(Dataset rows about figures)
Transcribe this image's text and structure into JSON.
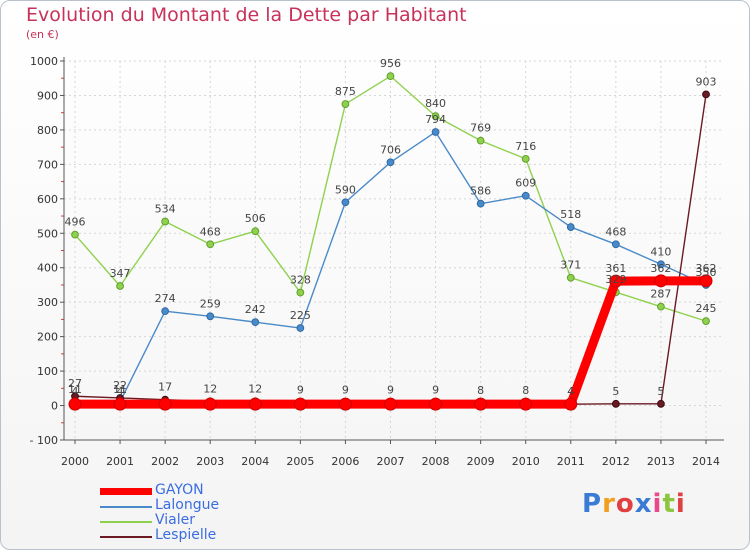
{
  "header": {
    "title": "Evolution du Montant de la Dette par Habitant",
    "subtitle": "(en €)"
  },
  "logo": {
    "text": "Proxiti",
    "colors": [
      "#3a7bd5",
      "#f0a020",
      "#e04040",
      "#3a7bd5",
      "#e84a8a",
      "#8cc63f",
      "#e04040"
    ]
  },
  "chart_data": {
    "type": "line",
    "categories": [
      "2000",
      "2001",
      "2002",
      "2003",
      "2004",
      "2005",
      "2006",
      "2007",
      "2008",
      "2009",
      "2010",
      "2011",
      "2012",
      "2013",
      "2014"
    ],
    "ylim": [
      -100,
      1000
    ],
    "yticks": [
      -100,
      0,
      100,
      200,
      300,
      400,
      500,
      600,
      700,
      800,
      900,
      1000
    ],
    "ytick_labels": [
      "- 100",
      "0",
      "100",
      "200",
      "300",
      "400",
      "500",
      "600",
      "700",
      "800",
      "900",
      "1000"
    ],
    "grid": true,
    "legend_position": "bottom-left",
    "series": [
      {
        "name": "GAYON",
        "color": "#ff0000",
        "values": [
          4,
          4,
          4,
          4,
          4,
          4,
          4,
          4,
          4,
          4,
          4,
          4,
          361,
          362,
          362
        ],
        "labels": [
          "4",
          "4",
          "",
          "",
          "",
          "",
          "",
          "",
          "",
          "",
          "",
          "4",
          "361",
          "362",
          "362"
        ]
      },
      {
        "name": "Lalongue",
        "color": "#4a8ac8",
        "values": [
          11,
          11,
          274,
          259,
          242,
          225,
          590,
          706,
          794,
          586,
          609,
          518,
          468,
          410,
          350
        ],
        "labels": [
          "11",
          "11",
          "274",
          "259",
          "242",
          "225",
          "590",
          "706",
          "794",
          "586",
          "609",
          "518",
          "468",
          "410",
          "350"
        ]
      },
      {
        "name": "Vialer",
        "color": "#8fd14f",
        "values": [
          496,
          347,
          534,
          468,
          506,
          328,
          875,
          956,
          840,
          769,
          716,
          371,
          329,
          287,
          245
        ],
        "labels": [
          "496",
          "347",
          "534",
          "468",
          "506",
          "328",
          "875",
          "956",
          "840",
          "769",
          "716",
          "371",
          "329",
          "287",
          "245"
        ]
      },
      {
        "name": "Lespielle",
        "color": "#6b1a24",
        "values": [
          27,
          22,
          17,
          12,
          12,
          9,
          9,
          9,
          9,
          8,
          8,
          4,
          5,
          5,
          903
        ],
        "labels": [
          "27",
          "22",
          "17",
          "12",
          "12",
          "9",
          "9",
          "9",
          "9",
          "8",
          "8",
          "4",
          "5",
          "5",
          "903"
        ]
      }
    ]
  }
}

**WHAT TO PRODUCE:**
None of the pictures should appear; repeat the records exactly otherwise.

**ANSWER TO THIS TASK:**
Transcribe this image's text and structure into JSON.
{
  "header": {
    "title": "Evolution du Montant de la Dette par Habitant",
    "subtitle": "(en €)"
  },
  "logo": {
    "text": "Proxiti",
    "colors": [
      "#3a7bd5",
      "#f0a020",
      "#e04040",
      "#3a7bd5",
      "#e84a8a",
      "#8cc63f",
      "#e04040"
    ]
  },
  "chart_data": {
    "type": "line",
    "categories": [
      "2000",
      "2001",
      "2002",
      "2003",
      "2004",
      "2005",
      "2006",
      "2007",
      "2008",
      "2009",
      "2010",
      "2011",
      "2012",
      "2013",
      "2014"
    ],
    "ylim": [
      -100,
      1000
    ],
    "yticks": [
      -100,
      0,
      100,
      200,
      300,
      400,
      500,
      600,
      700,
      800,
      900,
      1000
    ],
    "ytick_labels": [
      "- 100",
      "0",
      "100",
      "200",
      "300",
      "400",
      "500",
      "600",
      "700",
      "800",
      "900",
      "1000"
    ],
    "grid": true,
    "legend_position": "bottom-left",
    "series": [
      {
        "name": "GAYON",
        "color": "#ff0000",
        "values": [
          4,
          4,
          4,
          4,
          4,
          4,
          4,
          4,
          4,
          4,
          4,
          4,
          361,
          362,
          362
        ],
        "labels": [
          "4",
          "4",
          "",
          "",
          "",
          "",
          "",
          "",
          "",
          "",
          "",
          "4",
          "361",
          "362",
          "362"
        ]
      },
      {
        "name": "Lalongue",
        "color": "#4a8ac8",
        "values": [
          11,
          11,
          274,
          259,
          242,
          225,
          590,
          706,
          794,
          586,
          609,
          518,
          468,
          410,
          350
        ],
        "labels": [
          "11",
          "11",
          "274",
          "259",
          "242",
          "225",
          "590",
          "706",
          "794",
          "586",
          "609",
          "518",
          "468",
          "410",
          "350"
        ]
      },
      {
        "name": "Vialer",
        "color": "#8fd14f",
        "values": [
          496,
          347,
          534,
          468,
          506,
          328,
          875,
          956,
          840,
          769,
          716,
          371,
          329,
          287,
          245
        ],
        "labels": [
          "496",
          "347",
          "534",
          "468",
          "506",
          "328",
          "875",
          "956",
          "840",
          "769",
          "716",
          "371",
          "329",
          "287",
          "245"
        ]
      },
      {
        "name": "Lespielle",
        "color": "#6b1a24",
        "values": [
          27,
          22,
          17,
          12,
          12,
          9,
          9,
          9,
          9,
          8,
          8,
          4,
          5,
          5,
          903
        ],
        "labels": [
          "27",
          "22",
          "17",
          "12",
          "12",
          "9",
          "9",
          "9",
          "9",
          "8",
          "8",
          "4",
          "5",
          "5",
          "903"
        ]
      }
    ]
  }
}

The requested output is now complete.